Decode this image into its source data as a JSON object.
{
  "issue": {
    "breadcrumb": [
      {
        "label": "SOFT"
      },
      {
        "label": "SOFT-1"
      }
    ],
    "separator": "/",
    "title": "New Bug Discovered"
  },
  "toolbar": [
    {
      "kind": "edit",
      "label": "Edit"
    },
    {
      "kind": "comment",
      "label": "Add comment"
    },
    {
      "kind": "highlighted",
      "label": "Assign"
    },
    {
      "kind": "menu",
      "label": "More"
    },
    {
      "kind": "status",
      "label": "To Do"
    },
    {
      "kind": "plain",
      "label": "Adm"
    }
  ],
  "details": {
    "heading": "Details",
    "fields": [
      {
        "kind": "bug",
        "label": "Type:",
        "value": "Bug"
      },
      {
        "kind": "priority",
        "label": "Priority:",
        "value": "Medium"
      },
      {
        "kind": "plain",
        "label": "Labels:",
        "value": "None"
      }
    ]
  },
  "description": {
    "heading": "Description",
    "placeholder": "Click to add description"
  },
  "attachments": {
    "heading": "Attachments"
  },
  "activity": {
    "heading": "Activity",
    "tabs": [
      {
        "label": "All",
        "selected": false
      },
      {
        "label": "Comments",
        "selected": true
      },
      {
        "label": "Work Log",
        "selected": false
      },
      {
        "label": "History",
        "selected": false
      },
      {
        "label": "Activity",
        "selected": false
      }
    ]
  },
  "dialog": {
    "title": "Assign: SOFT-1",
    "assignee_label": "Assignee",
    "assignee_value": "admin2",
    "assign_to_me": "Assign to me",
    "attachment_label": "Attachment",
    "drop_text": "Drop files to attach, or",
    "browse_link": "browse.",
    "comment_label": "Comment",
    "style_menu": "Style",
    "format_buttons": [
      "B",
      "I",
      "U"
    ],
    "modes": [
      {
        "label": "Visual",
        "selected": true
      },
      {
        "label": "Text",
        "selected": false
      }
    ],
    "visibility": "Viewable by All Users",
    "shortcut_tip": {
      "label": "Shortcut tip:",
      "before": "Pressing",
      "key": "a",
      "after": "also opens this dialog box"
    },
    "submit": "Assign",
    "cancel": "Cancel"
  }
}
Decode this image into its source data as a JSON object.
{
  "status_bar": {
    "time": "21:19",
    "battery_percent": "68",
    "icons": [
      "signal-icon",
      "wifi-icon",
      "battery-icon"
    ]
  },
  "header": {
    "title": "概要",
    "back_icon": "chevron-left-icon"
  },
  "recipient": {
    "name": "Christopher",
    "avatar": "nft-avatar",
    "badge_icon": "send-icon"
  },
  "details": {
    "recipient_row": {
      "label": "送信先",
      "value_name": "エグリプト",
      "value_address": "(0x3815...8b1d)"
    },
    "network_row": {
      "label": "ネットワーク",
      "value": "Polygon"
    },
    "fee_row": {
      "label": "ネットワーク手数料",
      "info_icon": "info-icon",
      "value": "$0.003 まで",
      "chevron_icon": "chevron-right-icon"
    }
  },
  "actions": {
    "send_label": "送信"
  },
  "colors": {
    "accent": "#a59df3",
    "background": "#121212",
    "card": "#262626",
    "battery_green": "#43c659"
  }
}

§ Goal of the exercise
Work out how many lines of the data above contain the string "kind" and give the number alone.

§ Response to the task
9